THE TASK: Can you quote the lines below exactly, starting at the line with "Output a JSON" and going through the last one?

DATA TO USE:
:::::

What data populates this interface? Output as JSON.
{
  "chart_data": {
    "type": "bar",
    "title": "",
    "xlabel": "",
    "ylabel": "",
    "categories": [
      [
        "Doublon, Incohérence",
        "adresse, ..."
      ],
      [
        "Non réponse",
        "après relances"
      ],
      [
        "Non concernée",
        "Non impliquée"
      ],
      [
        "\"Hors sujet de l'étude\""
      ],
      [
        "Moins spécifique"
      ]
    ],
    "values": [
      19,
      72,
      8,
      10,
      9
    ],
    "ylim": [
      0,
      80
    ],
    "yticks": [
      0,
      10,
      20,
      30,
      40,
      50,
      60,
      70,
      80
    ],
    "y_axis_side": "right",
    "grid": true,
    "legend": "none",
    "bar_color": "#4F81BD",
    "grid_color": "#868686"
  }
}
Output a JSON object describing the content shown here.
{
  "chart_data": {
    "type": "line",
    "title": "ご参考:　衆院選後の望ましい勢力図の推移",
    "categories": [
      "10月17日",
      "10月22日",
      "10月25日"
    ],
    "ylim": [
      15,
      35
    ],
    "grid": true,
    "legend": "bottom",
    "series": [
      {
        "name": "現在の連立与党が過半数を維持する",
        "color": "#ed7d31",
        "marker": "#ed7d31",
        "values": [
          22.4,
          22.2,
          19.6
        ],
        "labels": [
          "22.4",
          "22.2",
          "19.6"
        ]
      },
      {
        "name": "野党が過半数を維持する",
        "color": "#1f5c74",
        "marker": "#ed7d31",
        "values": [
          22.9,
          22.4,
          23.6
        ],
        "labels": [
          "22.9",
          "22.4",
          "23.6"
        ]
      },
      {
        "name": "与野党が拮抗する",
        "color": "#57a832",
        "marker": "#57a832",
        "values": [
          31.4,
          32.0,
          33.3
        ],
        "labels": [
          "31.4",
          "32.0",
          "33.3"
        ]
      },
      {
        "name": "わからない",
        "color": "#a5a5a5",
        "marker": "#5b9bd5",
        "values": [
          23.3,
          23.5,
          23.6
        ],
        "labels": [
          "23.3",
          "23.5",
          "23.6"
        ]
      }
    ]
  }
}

:::::

CORRECT OUTPUT:
Output a JSON object describing the content shown here.
{
  "chart_data": {
    "type": "line",
    "title": "ご参考:　衆院選後の望ましい勢力図の推移",
    "categories": [
      "10月17日",
      "10月22日",
      "10月25日"
    ],
    "ylim": [
      15,
      35
    ],
    "grid": true,
    "legend": "bottom",
    "series": [
      {
        "name": "現在の連立与党が過半数を維持する",
        "color": "#ed7d31",
        "marker": "#ed7d31",
        "values": [
          22.4,
          22.2,
          19.6
        ],
        "labels": [
          "22.4",
          "22.2",
          "19.6"
        ]
      },
      {
        "name": "野党が過半数を維持する",
        "color": "#1f5c74",
        "marker": "#ed7d31",
        "values": [
          22.9,
          22.4,
          23.6
        ],
        "labels": [
          "22.9",
          "22.4",
          "23.6"
        ]
      },
      {
        "name": "与野党が拮抗する",
        "color": "#57a832",
        "marker": "#57a832",
        "values": [
          31.4,
          32.0,
          33.3
        ],
        "labels": [
          "31.4",
          "32.0",
          "33.3"
        ]
      },
      {
        "name": "わからない",
        "color": "#a5a5a5",
        "marker": "#5b9bd5",
        "values": [
          23.3,
          23.5,
          23.6
        ],
        "labels": [
          "23.3",
          "23.5",
          "23.6"
        ]
      }
    ]
  }
}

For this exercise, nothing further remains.